Pick out every line with the word "backdoor" and copy it.

§ **INPUT FOR THIS TASK**:
..............................
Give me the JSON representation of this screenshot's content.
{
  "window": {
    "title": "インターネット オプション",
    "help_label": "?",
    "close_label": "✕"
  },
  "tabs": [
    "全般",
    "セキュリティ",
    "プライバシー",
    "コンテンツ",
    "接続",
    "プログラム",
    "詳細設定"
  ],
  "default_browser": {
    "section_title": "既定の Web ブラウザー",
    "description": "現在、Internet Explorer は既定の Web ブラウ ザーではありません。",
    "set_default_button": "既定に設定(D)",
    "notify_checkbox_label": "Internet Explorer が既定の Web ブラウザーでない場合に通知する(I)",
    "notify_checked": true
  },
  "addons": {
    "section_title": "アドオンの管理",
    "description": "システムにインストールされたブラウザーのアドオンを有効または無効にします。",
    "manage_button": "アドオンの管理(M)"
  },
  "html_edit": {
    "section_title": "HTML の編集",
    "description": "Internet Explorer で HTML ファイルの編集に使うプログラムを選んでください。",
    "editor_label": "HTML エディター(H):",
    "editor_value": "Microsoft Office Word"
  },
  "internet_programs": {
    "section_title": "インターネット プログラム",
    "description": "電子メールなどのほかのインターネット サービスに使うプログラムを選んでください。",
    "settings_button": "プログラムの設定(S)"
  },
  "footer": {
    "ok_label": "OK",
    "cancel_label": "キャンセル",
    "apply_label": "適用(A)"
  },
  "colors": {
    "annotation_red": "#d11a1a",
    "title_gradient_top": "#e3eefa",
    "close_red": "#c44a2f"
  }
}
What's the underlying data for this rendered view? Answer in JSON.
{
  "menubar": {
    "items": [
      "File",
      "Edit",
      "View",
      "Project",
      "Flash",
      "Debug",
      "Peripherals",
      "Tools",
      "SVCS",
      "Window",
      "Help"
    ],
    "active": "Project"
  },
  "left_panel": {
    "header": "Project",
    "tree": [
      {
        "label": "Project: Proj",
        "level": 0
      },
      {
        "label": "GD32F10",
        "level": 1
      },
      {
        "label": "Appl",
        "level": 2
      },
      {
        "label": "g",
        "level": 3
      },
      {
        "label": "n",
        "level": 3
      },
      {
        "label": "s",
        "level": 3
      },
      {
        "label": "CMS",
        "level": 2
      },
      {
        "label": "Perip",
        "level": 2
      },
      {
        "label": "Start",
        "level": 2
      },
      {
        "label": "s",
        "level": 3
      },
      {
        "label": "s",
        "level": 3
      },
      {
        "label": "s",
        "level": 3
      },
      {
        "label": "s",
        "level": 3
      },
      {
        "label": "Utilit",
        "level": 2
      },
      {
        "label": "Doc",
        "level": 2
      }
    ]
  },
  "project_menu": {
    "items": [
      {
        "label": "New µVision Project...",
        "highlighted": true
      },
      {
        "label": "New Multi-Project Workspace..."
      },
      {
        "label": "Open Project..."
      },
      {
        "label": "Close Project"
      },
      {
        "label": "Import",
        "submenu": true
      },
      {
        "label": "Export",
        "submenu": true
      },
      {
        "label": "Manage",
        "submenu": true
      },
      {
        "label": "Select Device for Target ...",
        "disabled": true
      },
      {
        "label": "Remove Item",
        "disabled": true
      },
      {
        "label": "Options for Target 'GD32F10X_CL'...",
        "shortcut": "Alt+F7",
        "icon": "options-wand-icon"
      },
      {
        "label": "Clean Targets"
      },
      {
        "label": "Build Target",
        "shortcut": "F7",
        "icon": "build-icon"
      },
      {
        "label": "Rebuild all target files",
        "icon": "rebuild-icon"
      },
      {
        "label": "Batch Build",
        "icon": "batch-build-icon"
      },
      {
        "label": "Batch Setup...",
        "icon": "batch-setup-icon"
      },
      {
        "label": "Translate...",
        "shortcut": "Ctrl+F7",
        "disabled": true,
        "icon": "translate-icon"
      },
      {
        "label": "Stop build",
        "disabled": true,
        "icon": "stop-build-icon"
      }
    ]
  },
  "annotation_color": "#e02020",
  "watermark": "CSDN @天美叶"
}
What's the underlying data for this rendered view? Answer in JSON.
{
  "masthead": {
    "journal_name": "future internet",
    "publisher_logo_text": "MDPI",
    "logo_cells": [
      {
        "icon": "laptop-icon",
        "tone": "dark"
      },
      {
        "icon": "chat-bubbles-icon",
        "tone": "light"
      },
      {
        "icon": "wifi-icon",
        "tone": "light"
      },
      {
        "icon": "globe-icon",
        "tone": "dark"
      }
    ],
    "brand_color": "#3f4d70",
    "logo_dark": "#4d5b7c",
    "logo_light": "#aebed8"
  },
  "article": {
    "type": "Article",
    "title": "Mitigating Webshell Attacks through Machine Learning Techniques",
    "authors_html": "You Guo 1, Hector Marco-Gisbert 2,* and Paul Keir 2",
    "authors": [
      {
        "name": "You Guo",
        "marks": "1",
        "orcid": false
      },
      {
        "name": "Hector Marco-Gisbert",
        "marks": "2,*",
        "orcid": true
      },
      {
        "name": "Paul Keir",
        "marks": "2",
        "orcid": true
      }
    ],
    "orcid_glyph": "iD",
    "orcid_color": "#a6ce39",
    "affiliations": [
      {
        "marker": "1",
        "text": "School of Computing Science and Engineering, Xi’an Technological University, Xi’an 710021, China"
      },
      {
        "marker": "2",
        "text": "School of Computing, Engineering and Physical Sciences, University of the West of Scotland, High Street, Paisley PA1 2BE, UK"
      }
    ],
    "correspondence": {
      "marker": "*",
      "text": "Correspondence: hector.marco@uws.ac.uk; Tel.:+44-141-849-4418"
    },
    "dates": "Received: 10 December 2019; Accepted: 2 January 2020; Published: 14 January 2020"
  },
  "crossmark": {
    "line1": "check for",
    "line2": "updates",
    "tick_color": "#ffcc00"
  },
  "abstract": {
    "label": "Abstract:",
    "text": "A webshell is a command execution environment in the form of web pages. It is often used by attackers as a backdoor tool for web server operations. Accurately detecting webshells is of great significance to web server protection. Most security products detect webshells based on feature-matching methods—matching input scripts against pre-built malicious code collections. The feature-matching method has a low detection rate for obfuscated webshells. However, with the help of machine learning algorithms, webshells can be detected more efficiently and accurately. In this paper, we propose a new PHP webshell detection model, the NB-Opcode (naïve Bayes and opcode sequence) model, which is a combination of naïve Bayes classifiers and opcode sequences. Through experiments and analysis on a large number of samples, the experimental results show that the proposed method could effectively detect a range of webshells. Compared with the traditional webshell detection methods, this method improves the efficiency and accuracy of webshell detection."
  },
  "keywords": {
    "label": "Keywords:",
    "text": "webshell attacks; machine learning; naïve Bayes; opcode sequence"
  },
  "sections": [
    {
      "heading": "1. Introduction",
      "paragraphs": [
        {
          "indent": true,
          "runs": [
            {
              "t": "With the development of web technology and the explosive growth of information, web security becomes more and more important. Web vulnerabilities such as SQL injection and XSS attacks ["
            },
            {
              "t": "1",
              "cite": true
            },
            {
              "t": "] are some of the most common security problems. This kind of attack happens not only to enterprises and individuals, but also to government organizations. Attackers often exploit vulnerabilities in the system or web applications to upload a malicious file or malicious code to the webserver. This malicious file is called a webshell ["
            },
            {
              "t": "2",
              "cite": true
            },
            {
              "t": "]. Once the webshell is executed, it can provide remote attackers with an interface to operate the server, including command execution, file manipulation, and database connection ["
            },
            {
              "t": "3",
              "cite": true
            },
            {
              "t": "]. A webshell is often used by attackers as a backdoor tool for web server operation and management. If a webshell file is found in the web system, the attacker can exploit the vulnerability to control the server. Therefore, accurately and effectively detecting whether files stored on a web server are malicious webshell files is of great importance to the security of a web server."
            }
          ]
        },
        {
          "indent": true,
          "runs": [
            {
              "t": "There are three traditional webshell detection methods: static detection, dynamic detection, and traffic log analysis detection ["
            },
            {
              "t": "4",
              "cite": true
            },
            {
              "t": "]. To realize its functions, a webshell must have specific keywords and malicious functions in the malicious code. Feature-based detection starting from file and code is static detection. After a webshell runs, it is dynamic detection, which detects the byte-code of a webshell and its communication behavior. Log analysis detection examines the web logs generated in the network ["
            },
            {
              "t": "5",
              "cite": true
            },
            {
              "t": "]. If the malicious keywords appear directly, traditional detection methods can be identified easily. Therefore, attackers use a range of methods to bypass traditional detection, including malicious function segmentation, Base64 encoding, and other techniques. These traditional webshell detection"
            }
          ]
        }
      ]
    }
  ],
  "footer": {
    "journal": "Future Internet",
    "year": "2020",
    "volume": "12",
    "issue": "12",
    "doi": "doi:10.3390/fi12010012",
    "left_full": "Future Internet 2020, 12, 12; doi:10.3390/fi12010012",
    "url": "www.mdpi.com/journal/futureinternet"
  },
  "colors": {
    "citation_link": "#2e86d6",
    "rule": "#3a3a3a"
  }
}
..............................
§ **TASK ANSWER**:
    "text": "A webshell is a command execution environment in the form of web pages. It is often used by attackers as a backdoor tool for web server operations. Accurately detecting webshells is of great significance to web server protection. Most security products detect webshells based on feature-matching methods—matching input scripts against pre-built malicious code collections. The feature-matching method has a low detection rate for obfuscated webshells. However, with the help of machine learning algorithms, webshells can be detected more efficiently and accurately. In this paper, we propose a new PHP webshell detection model, the NB-Opcode (naïve Bayes and opcode sequence) model, which is a combination of naïve Bayes classifiers and opcode sequences. Through experiments and analysis on a large number of samples, the experimental results show that the proposed method could effectively detect a range of webshells. Compared with the traditional webshell detection methods, this method improves the efficiency and accuracy of webshell detection."
              "t": "]. A webshell is often used by attackers as a backdoor tool for web server operation and management. If a webshell file is found in the web system, the attacker can exploit the vulnerability to control the server. Therefore, accurately and effectively detecting whether files stored on a web server are malicious webshell files is of great importance to the security of a web server."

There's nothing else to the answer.